#### [Exercise details]
From the entries below, gather every line containing the string "январь".

#### [Given records]
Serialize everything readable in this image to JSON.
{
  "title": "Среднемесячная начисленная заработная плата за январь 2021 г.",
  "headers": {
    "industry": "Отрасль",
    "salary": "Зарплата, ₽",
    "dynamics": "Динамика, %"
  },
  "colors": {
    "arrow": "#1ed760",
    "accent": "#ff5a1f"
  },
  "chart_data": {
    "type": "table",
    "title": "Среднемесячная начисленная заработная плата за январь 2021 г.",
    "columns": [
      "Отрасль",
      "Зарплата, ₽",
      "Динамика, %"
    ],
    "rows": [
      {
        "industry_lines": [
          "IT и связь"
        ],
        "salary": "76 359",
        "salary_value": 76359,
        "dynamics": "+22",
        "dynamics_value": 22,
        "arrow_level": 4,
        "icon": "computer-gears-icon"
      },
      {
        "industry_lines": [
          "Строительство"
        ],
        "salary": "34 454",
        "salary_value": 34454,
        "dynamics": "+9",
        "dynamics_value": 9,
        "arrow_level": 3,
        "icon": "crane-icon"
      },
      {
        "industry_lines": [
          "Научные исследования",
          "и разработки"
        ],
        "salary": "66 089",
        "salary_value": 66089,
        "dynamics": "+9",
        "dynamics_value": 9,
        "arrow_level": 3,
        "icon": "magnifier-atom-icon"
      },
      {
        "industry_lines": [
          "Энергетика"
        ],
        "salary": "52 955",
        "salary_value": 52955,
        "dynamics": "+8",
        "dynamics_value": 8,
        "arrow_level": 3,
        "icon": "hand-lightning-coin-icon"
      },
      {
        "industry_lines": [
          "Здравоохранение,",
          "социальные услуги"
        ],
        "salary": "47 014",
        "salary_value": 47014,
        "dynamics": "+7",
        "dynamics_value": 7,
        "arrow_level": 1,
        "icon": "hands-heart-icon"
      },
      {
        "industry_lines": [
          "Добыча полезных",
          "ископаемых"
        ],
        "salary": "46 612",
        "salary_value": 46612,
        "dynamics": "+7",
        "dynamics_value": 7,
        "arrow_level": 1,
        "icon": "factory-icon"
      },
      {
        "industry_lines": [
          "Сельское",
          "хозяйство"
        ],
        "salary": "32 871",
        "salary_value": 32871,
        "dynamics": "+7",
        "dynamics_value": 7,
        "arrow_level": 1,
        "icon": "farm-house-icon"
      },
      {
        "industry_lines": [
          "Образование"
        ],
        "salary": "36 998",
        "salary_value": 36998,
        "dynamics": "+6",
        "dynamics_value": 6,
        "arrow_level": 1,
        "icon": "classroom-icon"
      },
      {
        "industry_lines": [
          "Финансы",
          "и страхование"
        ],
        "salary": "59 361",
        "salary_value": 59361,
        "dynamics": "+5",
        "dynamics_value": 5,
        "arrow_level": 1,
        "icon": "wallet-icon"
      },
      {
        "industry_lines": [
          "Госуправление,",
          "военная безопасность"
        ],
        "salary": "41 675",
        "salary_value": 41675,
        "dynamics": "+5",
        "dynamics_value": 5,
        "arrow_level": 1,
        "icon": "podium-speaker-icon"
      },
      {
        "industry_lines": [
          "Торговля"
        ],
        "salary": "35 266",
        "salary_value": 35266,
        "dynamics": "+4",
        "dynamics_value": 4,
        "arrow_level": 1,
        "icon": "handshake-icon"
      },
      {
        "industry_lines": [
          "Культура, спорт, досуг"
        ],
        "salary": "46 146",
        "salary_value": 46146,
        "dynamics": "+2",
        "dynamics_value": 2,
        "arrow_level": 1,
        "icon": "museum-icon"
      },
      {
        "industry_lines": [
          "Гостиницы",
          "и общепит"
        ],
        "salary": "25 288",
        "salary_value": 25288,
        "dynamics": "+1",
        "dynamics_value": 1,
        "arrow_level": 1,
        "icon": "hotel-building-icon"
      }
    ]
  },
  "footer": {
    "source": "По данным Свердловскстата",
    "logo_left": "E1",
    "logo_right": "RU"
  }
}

#### [Written reply]
  "title": "Среднемесячная начисленная заработная плата за январь 2021 г.",
    "title": "Среднемесячная начисленная заработная плата за январь 2021 г.",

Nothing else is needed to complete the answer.